=== INFORMATION PROVIDED ===
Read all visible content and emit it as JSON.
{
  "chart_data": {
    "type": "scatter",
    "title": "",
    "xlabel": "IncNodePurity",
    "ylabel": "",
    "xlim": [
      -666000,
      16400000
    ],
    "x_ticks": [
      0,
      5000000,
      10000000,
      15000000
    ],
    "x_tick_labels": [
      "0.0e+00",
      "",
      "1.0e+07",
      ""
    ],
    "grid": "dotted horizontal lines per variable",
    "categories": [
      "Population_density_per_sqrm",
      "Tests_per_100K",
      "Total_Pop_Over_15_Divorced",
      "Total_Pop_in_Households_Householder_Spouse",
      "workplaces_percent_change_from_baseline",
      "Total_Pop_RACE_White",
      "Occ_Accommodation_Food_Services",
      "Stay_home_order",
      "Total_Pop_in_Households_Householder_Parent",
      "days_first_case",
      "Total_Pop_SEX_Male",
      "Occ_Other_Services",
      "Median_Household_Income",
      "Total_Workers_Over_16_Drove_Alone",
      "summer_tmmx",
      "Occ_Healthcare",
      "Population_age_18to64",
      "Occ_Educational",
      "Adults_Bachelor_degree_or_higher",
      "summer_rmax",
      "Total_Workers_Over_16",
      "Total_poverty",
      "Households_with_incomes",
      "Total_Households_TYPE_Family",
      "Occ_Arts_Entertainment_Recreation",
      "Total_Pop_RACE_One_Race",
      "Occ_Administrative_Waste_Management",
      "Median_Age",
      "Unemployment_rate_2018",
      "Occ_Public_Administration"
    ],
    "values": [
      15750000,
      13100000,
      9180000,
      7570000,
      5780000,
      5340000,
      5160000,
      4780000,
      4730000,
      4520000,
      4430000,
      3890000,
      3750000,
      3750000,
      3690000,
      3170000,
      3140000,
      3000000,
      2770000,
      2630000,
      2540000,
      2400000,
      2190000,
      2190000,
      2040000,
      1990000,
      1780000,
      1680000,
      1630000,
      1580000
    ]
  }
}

=== TASK BRIEF ===
Reproduce the listing shown above in its entirety, exactly.

=== SOLVED EXERCISE ===
Read all visible content and emit it as JSON.
{
  "chart_data": {
    "type": "scatter",
    "title": "",
    "xlabel": "IncNodePurity",
    "ylabel": "",
    "xlim": [
      -666000,
      16400000
    ],
    "x_ticks": [
      0,
      5000000,
      10000000,
      15000000
    ],
    "x_tick_labels": [
      "0.0e+00",
      "",
      "1.0e+07",
      ""
    ],
    "grid": "dotted horizontal lines per variable",
    "categories": [
      "Population_density_per_sqrm",
      "Tests_per_100K",
      "Total_Pop_Over_15_Divorced",
      "Total_Pop_in_Households_Householder_Spouse",
      "workplaces_percent_change_from_baseline",
      "Total_Pop_RACE_White",
      "Occ_Accommodation_Food_Services",
      "Stay_home_order",
      "Total_Pop_in_Households_Householder_Parent",
      "days_first_case",
      "Total_Pop_SEX_Male",
      "Occ_Other_Services",
      "Median_Household_Income",
      "Total_Workers_Over_16_Drove_Alone",
      "summer_tmmx",
      "Occ_Healthcare",
      "Population_age_18to64",
      "Occ_Educational",
      "Adults_Bachelor_degree_or_higher",
      "summer_rmax",
      "Total_Workers_Over_16",
      "Total_poverty",
      "Households_with_incomes",
      "Total_Households_TYPE_Family",
      "Occ_Arts_Entertainment_Recreation",
      "Total_Pop_RACE_One_Race",
      "Occ_Administrative_Waste_Management",
      "Median_Age",
      "Unemployment_rate_2018",
      "Occ_Public_Administration"
    ],
    "values": [
      15750000,
      13100000,
      9180000,
      7570000,
      5780000,
      5340000,
      5160000,
      4780000,
      4730000,
      4520000,
      4430000,
      3890000,
      3750000,
      3750000,
      3690000,
      3170000,
      3140000,
      3000000,
      2770000,
      2630000,
      2540000,
      2400000,
      2190000,
      2190000,
      2040000,
      1990000,
      1780000,
      1680000,
      1630000,
      1580000
    ]
  }
}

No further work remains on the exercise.